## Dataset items
>> Begin

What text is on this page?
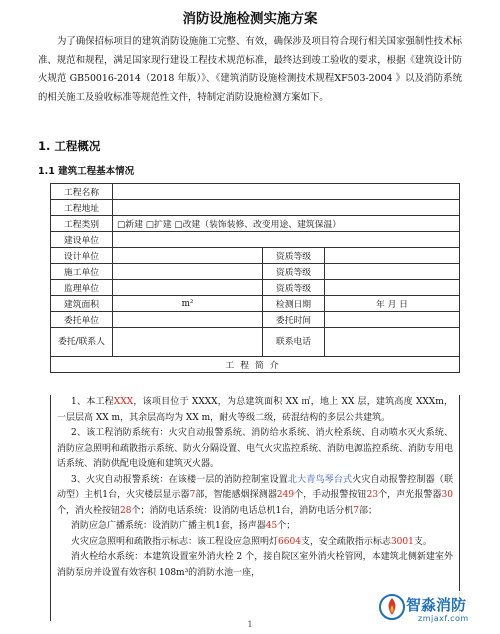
消防设施检测实施方案

为了确保招标项目的建筑消防设施施工完整、有效，确保涉及项目符合现行相关国家强制性技术标准、规范和规程，满足国家现行建设工程技术规范标准，最终达到竣工验收的要求，根据《建筑设计防火规范 GB50016-2014（2018 年版）》、《建筑消防设施检测技术规程XF503-2004 》以及消防系统的相关施工及验收标准等规范性文件，特制定消防设施检测方案如下。

1. 工程概况
1.1 建筑工程基本情况
工程名称			
工程地址			
工程类别	□新建 □扩建 □改建（装饰装修、改变用途、建筑保温）		
建设单位			
设计单位		资质等级	
施工单位		资质等级	
监理单位		资质等级	
建筑面积	m²	检测日期	年 月 日
委托单位		委托时间	
委托/联系人		联系电话	
工程简介			

1、本工程XXX，该项目位于 XXXX，为总建筑面积 XX ㎡，地上 XX 层，建筑高度 XXXm，一层层高 XX m，其余层高均为 XX m，耐火等级二级，砖混结构的多层公共建筑。

2、该工程消防系统有：火灾自动报警系统、消防给水系统、消火栓系统、自动喷水灭火系统、消防应急照明和疏散指示系统、防火分隔设置、电气火灾监控系统、消防电源监控系统、消防专用电话系统、消防供配电设施和建筑灭火器。

3、火灾自动报警系统：在该楼一层的消防控制室设置北大青鸟琴台式火灾自动报警控制器（联动型）主机1台，火灾楼层显示器7部，智能感烟探测器249个，手动报警按钮23个，声光报警器30个，消火栓按钮28个；消防电话系统：设消防电话总机1台，消防电话分机7部；

消防应急广播系统：设消防广播主机1套，扬声器45个；

火灾应急照明和疏散指示标志：该工程设应急照明灯6604支，安全疏散指示标志3001支。

消火栓给水系统：本建筑设置室外消火栓 2 个，接自院区室外消火栓管网，本建筑北侧新建室外消防泵房并设置有效容积 108m³的消防水池一座，

智淼消防
zmjaxf.com
1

>> End

## STATED PROBLEM
From the entries, copy out each line containing the word "火灾自动报警系统".

## WRITTEN REPLY
2、该工程消防系统有：火灾自动报警系统、消防给水系统、消火栓系统、自动喷水灭火系统、消防应急照明和疏散指示系统、防火分隔设置、电气火灾监控系统、消防电源监控系统、消防专用电话系统、消防供配电设施和建筑灭火器。
3、火灾自动报警系统：在该楼一层的消防控制室设置北大青鸟琴台式火灾自动报警控制器（联动型）主机1台，火灾楼层显示器7部，智能感烟探测器249个，手动报警按钮23个，声光报警器30个，消火栓按钮28个；消防电话系统：设消防电话总机1台，消防电话分机7部；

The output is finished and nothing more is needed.